• Aim: Reproduce the records word for word, starting at the first line of the records and ending at the line that contains "split-divider [0, 0, 2, 1748]".

*** Records provided

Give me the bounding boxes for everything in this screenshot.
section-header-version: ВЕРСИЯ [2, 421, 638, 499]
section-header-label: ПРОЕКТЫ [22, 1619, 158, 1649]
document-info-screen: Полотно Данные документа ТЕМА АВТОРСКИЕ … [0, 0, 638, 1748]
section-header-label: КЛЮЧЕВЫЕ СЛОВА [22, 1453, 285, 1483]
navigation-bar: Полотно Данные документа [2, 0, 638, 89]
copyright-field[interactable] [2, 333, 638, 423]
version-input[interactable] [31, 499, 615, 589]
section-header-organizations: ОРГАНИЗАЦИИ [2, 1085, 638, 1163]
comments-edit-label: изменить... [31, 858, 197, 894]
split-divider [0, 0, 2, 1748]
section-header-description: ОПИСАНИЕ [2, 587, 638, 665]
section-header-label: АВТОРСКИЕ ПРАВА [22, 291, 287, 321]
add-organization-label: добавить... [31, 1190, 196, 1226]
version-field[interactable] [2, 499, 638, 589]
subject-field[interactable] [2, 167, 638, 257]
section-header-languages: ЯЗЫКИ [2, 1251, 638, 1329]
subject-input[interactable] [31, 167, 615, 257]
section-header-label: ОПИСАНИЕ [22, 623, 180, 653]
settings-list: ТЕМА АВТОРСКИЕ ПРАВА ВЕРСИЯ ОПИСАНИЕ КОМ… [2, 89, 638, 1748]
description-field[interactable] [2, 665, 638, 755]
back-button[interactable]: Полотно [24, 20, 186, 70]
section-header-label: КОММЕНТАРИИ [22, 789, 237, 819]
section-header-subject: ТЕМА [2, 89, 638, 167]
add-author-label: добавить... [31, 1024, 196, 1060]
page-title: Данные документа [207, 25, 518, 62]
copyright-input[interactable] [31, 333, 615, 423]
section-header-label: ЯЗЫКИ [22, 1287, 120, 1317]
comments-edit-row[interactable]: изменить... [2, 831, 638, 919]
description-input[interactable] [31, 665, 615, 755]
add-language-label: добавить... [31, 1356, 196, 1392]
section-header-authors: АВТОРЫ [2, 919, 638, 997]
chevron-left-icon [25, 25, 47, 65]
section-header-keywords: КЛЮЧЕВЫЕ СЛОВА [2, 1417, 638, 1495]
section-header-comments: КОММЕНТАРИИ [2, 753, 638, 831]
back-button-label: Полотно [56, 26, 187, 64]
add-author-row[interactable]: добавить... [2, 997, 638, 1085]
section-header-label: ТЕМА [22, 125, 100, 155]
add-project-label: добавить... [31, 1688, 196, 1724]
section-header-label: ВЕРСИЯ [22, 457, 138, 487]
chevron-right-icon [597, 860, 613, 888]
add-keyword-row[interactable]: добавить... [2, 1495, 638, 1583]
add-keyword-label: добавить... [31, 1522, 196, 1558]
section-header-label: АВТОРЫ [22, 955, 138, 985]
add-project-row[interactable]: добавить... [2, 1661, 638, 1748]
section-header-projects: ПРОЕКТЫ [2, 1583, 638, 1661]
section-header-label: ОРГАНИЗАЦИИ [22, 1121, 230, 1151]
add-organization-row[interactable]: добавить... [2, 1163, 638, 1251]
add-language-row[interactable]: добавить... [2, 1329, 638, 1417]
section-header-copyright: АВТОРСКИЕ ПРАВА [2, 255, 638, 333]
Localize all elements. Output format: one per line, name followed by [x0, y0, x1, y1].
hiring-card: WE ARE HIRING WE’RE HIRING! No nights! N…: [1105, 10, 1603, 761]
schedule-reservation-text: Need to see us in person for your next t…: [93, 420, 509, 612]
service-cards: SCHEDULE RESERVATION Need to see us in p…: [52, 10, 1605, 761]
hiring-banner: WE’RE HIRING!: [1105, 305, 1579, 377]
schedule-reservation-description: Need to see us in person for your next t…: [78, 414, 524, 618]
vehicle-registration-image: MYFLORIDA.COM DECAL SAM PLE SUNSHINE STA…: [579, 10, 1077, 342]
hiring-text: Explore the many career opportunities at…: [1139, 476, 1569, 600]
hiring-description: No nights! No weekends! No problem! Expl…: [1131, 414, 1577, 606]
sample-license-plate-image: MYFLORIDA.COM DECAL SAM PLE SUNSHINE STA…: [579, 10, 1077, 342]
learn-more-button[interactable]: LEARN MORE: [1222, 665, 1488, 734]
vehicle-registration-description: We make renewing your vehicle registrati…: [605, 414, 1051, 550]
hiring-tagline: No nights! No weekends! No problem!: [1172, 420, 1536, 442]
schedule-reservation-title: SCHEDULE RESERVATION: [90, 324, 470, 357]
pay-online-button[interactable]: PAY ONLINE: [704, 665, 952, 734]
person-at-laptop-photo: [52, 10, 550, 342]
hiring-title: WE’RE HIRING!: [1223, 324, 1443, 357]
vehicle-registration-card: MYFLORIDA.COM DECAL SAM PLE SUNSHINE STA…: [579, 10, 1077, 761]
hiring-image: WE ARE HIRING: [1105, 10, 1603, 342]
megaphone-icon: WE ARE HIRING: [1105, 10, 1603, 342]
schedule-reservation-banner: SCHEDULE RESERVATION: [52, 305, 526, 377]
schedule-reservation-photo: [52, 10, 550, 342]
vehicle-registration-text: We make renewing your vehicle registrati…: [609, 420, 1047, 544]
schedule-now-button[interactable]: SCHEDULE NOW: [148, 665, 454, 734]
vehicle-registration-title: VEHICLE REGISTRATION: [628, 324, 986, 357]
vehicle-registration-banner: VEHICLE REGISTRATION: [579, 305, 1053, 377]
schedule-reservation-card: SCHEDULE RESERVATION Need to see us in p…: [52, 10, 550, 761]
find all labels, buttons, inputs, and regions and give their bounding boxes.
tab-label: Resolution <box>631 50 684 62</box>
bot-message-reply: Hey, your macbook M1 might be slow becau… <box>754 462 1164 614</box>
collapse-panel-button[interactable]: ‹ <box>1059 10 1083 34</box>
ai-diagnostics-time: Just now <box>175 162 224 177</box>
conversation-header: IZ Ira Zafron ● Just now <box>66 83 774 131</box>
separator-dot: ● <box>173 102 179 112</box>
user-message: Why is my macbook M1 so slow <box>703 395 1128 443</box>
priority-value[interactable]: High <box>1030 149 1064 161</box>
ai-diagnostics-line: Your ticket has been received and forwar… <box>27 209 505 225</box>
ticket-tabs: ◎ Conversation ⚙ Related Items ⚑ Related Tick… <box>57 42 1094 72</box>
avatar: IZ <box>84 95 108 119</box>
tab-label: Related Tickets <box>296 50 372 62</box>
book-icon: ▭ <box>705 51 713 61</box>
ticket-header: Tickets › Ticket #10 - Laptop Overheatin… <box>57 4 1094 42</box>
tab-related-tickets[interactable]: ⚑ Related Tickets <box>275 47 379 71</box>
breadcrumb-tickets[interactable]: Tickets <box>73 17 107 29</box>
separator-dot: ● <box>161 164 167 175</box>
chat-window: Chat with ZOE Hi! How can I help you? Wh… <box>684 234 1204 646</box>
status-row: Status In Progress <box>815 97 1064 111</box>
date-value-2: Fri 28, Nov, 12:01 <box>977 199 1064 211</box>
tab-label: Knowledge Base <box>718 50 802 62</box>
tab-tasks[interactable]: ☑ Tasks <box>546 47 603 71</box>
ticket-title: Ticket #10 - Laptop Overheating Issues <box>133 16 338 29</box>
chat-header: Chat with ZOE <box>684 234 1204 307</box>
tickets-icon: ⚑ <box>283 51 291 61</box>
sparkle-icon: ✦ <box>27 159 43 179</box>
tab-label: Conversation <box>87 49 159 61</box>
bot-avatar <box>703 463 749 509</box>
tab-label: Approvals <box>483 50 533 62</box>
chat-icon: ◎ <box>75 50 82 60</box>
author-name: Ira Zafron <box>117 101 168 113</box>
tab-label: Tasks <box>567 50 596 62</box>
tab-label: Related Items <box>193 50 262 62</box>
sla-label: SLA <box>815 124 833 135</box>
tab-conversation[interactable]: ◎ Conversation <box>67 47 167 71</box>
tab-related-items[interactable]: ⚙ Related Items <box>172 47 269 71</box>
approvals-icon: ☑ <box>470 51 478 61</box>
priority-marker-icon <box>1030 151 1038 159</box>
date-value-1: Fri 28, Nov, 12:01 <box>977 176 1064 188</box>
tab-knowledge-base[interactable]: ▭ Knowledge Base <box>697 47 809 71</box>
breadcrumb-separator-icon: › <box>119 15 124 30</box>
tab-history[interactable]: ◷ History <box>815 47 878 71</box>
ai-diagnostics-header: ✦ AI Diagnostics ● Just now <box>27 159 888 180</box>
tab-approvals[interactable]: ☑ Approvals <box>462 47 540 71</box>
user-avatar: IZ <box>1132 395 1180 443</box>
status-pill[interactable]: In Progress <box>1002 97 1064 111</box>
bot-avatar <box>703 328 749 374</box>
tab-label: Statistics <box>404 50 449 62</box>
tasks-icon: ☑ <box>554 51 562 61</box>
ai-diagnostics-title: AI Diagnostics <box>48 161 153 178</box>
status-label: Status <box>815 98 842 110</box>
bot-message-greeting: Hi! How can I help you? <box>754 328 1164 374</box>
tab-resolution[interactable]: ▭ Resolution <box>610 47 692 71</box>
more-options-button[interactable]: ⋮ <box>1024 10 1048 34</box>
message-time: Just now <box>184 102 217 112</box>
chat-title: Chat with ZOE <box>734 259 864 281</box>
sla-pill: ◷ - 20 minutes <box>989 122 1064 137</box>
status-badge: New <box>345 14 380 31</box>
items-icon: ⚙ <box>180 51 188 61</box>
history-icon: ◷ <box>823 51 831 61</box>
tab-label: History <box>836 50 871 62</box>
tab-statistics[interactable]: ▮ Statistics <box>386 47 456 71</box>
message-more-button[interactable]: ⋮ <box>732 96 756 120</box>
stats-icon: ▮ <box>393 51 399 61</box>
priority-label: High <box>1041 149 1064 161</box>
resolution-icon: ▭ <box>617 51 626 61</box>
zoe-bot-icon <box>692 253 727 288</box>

******

• Completed exercise:
Give me the bounding boxes for everything in this screenshot.
section-header-version: ВЕРСИЯ [2, 421, 638, 499]
section-header-label: ПРОЕКТЫ [22, 1619, 158, 1649]
document-info-screen: Полотно Данные документа ТЕМА АВТОРСКИЕ … [0, 0, 638, 1748]
section-header-label: КЛЮЧЕВЫЕ СЛОВА [22, 1453, 285, 1483]
navigation-bar: Полотно Данные документа [2, 0, 638, 89]
copyright-field[interactable] [2, 333, 638, 423]
version-input[interactable] [31, 499, 615, 589]
section-header-organizations: ОРГАНИЗАЦИИ [2, 1085, 638, 1163]
comments-edit-label: изменить... [31, 858, 197, 894]
split-divider [0, 0, 2, 1748]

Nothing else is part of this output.